--- Exercise brief ---
Each line of the listing that contains the word "người" is to be copied.

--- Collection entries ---
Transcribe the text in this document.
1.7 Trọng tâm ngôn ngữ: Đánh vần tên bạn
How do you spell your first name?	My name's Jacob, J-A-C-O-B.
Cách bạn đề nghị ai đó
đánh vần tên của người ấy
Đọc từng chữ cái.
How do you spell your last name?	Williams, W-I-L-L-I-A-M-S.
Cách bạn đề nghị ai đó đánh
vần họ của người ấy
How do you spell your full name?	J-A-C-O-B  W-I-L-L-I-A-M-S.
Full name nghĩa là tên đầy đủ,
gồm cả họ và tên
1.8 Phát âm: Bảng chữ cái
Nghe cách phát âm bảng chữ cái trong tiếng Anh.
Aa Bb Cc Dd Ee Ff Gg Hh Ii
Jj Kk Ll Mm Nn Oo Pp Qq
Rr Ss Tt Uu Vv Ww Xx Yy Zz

--- Solved problem ---
đánh vần tên của người ấy
vần họ của người ấy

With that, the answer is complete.